▶ [PROBLEM DETAILS] Pick every line with "故选C项" from the material below.

** start **

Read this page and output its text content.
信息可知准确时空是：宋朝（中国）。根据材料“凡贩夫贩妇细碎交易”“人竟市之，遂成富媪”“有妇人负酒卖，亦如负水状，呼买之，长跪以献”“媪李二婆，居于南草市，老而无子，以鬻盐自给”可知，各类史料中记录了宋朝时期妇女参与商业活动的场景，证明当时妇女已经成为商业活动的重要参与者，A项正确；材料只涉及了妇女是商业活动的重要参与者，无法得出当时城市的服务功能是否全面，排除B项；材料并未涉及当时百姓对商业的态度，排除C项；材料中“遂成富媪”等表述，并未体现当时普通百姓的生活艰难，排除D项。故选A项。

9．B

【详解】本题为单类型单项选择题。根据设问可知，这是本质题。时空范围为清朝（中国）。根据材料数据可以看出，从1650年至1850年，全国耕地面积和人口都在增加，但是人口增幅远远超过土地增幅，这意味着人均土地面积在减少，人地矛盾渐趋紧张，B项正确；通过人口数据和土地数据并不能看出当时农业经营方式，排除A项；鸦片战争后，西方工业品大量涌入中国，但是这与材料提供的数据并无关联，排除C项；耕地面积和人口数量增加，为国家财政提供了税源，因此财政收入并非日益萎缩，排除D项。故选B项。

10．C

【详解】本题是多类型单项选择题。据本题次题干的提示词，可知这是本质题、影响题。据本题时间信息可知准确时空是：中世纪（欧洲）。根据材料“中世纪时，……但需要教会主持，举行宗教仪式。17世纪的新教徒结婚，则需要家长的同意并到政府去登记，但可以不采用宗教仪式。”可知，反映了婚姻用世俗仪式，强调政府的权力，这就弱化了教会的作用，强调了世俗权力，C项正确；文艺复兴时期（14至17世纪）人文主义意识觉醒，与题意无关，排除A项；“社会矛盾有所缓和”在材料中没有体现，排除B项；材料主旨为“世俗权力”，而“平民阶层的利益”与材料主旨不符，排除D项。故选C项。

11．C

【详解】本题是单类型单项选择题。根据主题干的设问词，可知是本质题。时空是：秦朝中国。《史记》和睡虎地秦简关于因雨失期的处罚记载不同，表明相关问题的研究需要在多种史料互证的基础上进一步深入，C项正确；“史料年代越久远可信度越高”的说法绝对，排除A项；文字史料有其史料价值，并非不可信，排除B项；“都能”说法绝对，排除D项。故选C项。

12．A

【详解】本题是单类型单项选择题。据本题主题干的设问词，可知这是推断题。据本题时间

** end **

▶ [FULL SOLUTION]
【详解】本题是多类型单项选择题。据本题次题干的提示词，可知这是本质题、影响题。据本题时间信息可知准确时空是：中世纪（欧洲）。根据材料“中世纪时，……但需要教会主持，举行宗教仪式。17世纪的新教徒结婚，则需要家长的同意并到政府去登记，但可以不采用宗教仪式。”可知，反映了婚姻用世俗仪式，强调政府的权力，这就弱化了教会的作用，强调了世俗权力，C项正确；文艺复兴时期（14至17世纪）人文主义意识觉醒，与题意无关，排除A项；“社会矛盾有所缓和”在材料中没有体现，排除B项；材料主旨为“世俗权力”，而“平民阶层的利益”与材料主旨不符，排除D项。故选C项。
【详解】本题是单类型单项选择题。根据主题干的设问词，可知是本质题。时空是：秦朝中国。《史记》和睡虎地秦简关于因雨失期的处罚记载不同，表明相关问题的研究需要在多种史料互证的基础上进一步深入，C项正确；“史料年代越久远可信度越高”的说法绝对，排除A项；文字史料有其史料价值，并非不可信，排除B项；“都能”说法绝对，排除D项。故选C项。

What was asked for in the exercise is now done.